Article -
===============
A Delco cold case stymied investigators for nearly two decades. Then a YouTube dive team solved it in hours.
Nearly 20 years after his disappearance, James Amabile's family had given up hope they would ever know what happened to him — until they turned to a YouTube search-and-rescue team.
The out-of-town divers had barely conducted a 10-hour investigation into a missing-person case that had stymied Ridley Township investigators for nearly 20 years, and most of their interviews were conducted in the back of an RV parked outside a local restaurant.
But by Saturday afternoon, Doug Bishop and his crew of skilled divers and amateur detectives from Adventures with Purpose, a search-and-recovery team that travels the country helping families find missing loved ones free of charge, and then films their investigations for YouTube, were confident that their sonar had found the Ford Explorer that James Amabile had been driving when the father of two vanished.
===============
Provided material -
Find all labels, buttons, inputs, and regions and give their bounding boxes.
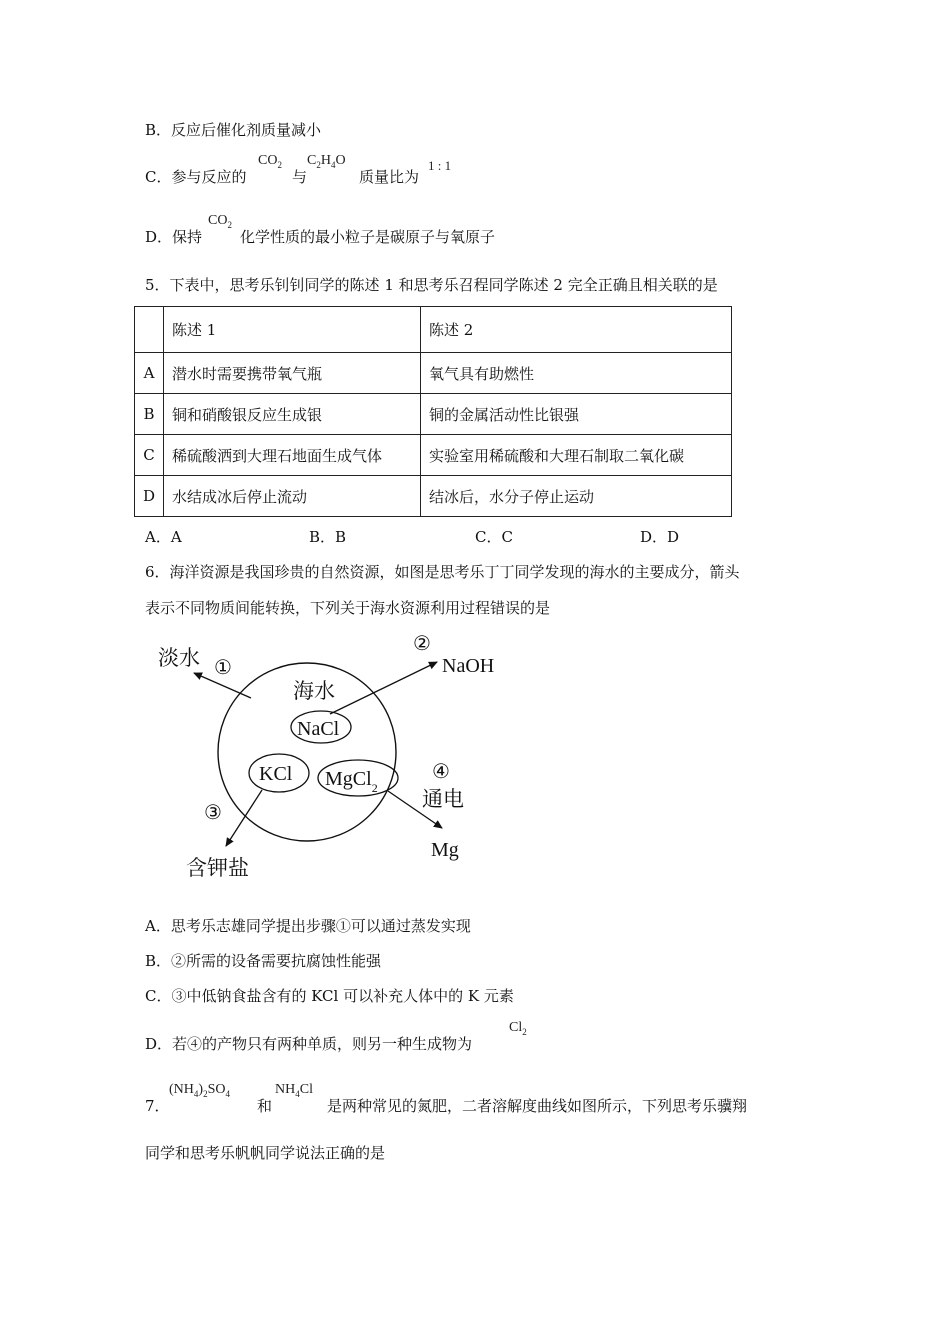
===============
Goal of the exercise -
Transcribe word for word the passage of the Amabile cold-case article above, beginning at the words "The out-of-town divers" and stopping after "a local restaurant.".

The response -
The out-of-town divers had barely conducted a 10-hour investigation into a missing-person case that had stymied Ridley Township investigators for nearly 20 years, and most of their interviews were conducted in the back of an RV parked outside a local restaurant.